* [Direction]:
Copy out all lines carrying the word "образования".
───
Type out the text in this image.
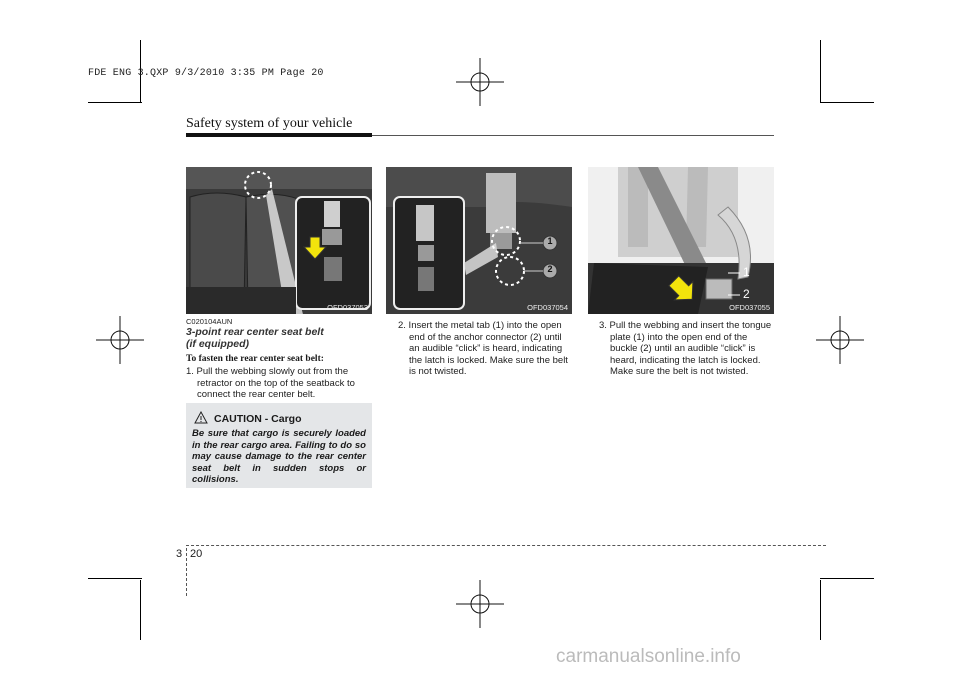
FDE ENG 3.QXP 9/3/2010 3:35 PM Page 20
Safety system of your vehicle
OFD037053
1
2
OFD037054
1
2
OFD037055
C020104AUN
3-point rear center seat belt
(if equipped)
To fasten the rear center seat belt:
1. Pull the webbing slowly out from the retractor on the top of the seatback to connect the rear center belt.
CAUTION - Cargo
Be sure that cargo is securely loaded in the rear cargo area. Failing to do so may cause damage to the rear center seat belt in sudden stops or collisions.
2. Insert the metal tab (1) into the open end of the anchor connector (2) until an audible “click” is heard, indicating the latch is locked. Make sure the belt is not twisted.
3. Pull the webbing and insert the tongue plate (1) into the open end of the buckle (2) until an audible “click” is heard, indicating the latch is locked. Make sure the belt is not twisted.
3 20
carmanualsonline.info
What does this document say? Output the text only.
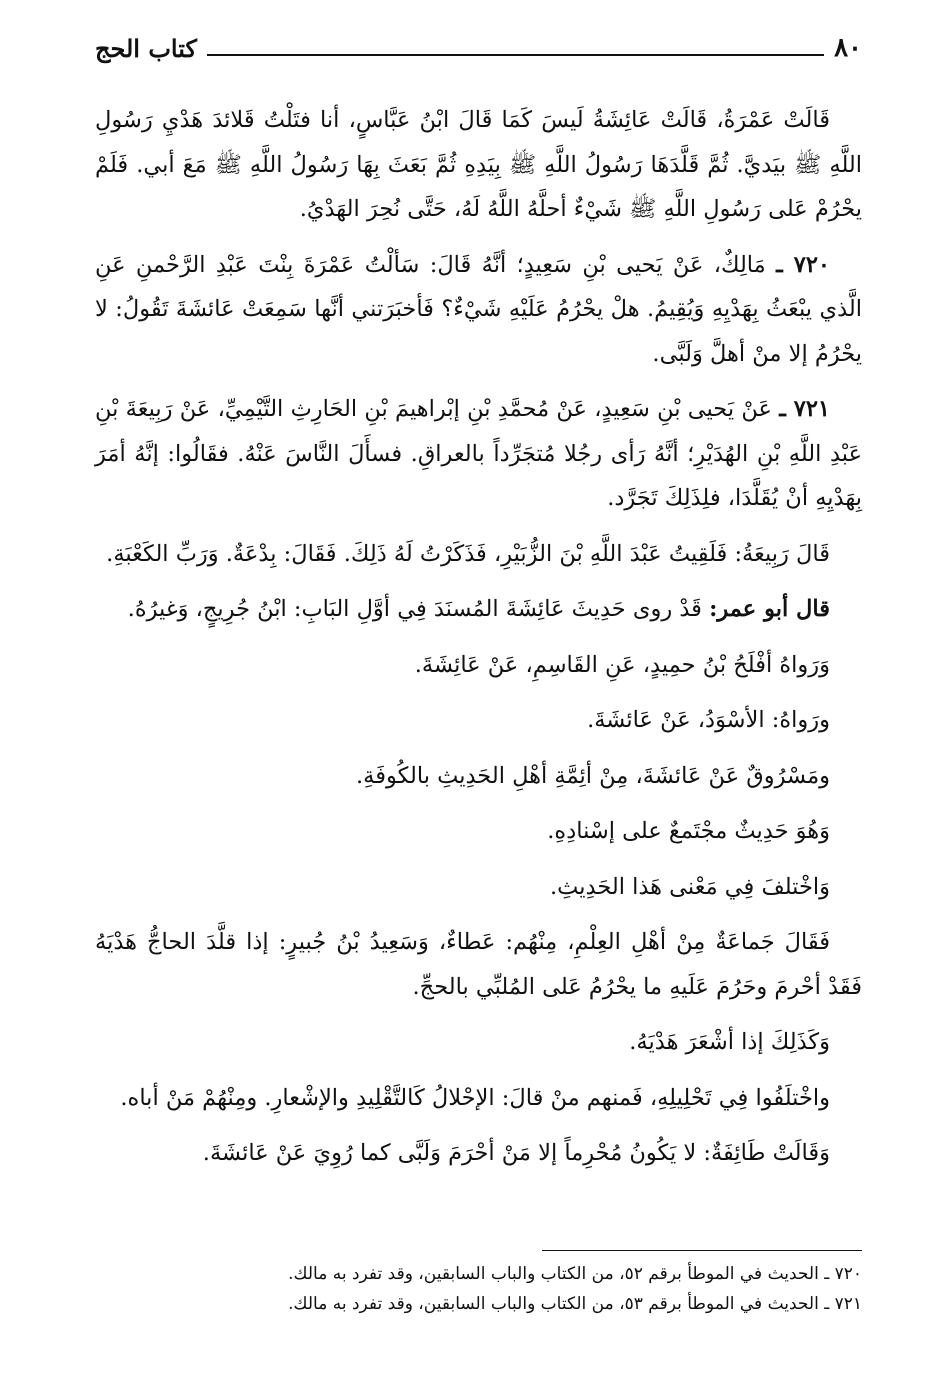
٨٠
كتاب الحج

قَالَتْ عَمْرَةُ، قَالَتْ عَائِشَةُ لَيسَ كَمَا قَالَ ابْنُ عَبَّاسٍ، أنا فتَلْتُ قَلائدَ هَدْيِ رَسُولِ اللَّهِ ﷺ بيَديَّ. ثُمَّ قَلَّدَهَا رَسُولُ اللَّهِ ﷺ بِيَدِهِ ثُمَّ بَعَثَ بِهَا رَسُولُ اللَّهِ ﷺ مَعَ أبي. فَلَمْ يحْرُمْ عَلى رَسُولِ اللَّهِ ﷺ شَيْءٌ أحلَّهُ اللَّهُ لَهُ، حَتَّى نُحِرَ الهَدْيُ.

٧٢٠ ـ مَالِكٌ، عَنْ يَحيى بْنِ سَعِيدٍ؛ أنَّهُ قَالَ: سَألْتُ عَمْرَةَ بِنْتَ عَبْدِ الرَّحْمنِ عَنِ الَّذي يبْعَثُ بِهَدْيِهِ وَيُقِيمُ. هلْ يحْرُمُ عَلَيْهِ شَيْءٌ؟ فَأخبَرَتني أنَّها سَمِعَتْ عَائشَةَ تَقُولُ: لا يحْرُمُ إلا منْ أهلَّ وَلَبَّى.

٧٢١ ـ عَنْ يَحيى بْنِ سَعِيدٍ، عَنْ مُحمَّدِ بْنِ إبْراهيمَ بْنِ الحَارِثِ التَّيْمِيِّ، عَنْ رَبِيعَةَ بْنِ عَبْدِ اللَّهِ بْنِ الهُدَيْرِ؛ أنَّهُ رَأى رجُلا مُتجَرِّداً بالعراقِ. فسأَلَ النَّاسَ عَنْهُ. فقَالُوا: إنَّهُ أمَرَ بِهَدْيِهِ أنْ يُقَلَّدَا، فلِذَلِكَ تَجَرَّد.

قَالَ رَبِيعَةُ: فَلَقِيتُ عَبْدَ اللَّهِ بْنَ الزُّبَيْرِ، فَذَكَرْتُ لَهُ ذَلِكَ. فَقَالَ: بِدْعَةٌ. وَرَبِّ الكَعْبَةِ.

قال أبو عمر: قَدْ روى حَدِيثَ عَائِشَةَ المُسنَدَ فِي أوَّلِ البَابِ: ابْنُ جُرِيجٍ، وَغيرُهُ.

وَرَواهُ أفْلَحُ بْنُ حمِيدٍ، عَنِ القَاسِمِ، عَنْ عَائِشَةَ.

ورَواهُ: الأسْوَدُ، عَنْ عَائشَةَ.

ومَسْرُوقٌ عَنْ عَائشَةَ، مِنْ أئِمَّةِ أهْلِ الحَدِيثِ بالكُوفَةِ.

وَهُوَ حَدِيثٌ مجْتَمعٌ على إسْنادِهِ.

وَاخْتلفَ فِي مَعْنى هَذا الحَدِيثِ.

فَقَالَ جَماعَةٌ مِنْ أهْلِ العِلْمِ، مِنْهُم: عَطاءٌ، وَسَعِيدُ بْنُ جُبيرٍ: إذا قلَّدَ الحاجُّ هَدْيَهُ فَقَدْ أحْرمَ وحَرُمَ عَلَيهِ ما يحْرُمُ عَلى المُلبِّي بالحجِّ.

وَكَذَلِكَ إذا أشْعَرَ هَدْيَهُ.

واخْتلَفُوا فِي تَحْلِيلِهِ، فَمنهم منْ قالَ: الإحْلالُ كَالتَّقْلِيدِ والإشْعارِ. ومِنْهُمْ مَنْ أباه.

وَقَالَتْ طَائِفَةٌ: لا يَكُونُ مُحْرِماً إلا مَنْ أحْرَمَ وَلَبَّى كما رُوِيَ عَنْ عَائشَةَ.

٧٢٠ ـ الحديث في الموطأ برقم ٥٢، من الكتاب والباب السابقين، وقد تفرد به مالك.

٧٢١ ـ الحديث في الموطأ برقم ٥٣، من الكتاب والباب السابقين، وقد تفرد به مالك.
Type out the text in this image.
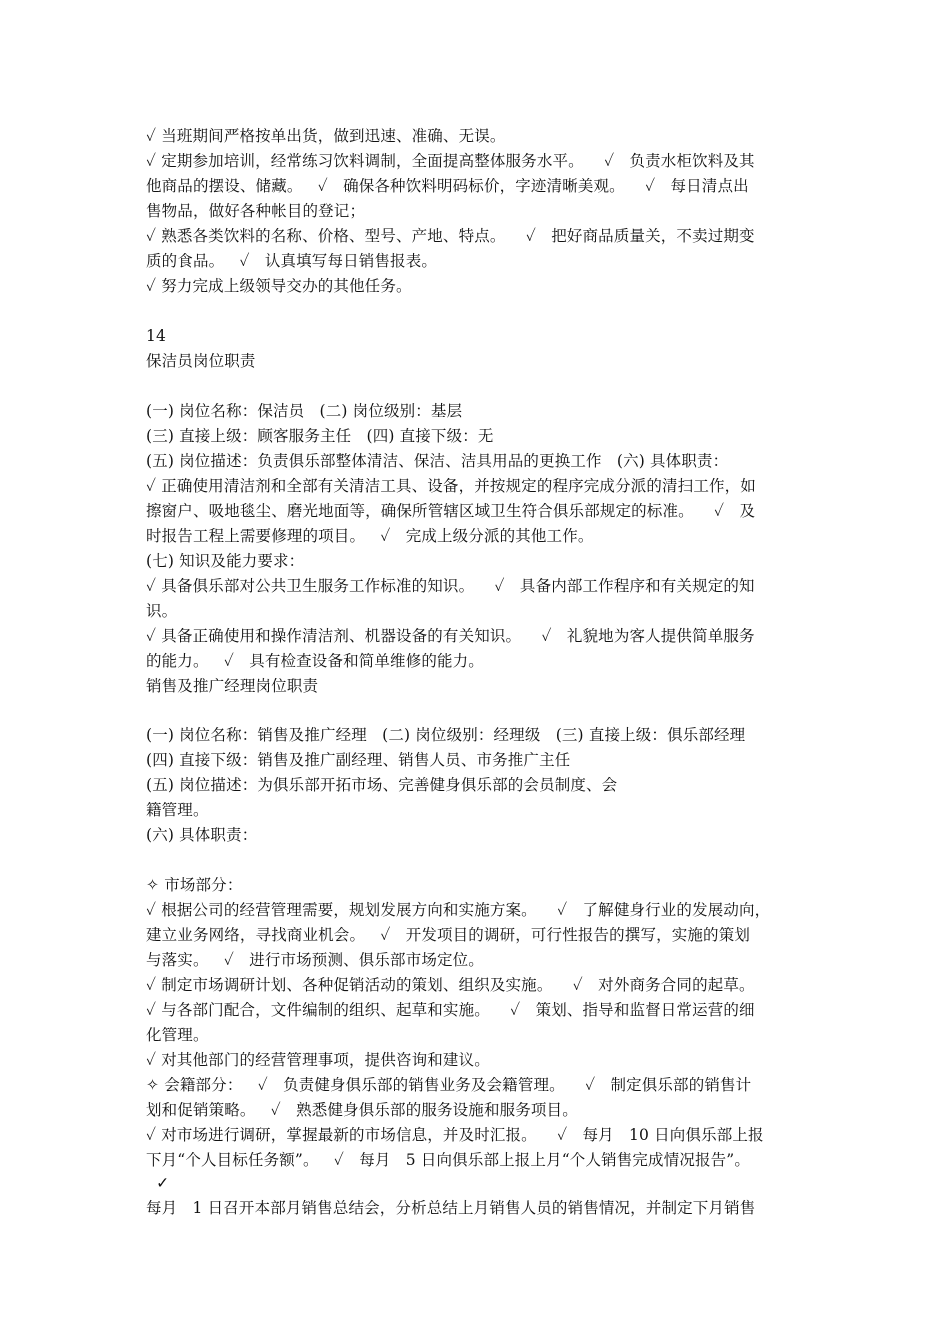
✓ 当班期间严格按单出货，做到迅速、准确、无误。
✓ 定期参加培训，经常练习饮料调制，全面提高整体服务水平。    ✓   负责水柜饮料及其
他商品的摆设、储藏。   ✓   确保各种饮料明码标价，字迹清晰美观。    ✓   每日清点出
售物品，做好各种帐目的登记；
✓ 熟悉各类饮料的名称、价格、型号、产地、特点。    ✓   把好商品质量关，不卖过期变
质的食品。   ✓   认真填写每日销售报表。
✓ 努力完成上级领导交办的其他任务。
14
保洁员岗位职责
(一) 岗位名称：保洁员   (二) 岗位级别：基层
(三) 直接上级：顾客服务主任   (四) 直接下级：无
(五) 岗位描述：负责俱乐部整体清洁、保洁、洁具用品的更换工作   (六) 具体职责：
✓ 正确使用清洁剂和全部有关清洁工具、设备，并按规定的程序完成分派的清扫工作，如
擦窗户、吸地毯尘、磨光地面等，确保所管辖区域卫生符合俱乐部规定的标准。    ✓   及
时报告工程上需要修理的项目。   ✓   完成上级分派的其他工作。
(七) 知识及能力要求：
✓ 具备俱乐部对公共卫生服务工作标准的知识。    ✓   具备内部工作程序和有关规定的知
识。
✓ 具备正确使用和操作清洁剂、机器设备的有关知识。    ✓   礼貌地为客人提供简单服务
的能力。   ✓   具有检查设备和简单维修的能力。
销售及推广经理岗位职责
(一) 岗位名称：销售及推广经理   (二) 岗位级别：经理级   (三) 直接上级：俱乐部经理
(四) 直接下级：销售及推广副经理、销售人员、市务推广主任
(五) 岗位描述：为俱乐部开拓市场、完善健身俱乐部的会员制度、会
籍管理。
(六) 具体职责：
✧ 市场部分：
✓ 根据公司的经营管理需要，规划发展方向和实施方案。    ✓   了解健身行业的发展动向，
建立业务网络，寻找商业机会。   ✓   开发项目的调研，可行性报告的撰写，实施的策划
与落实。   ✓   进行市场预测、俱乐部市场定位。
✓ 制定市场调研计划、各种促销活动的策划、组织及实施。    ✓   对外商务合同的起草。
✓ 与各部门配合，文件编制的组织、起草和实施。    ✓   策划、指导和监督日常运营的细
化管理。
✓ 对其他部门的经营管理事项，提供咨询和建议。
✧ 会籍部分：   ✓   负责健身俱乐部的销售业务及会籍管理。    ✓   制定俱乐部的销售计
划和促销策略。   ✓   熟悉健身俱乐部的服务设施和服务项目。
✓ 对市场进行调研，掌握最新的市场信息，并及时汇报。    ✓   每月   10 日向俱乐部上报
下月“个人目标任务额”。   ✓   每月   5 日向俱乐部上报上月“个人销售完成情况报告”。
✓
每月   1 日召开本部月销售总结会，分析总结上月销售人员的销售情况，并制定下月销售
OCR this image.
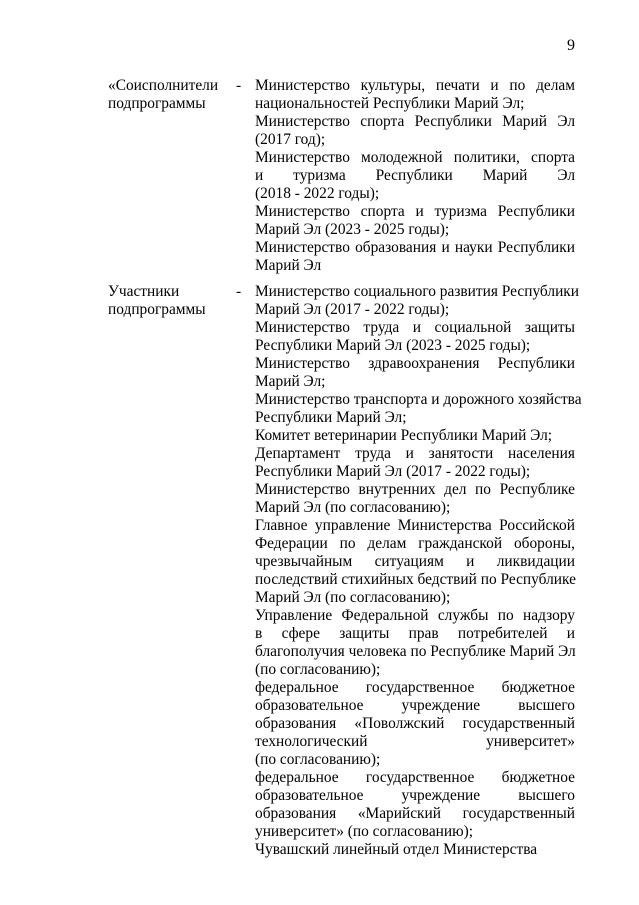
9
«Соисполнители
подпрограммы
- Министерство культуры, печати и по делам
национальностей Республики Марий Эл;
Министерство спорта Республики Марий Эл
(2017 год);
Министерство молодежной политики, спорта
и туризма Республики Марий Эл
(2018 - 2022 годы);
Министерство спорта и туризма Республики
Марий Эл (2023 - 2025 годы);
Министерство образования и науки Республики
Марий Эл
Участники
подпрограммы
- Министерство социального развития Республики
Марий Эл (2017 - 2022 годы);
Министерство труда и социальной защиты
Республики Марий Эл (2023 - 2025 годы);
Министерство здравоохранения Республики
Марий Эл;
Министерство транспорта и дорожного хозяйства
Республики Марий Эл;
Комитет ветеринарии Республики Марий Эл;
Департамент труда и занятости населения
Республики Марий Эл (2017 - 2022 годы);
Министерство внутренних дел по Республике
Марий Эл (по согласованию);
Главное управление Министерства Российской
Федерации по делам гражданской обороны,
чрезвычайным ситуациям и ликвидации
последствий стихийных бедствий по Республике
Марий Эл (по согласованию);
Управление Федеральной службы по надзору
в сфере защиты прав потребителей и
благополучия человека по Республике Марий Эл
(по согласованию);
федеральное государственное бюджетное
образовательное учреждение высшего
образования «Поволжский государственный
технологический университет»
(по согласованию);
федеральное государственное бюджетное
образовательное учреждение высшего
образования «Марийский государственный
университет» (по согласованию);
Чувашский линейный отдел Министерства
───
* [Reply to the task]:
Министерство образования и науки Республики
образования «Поволжский государственный
образования «Марийский государственный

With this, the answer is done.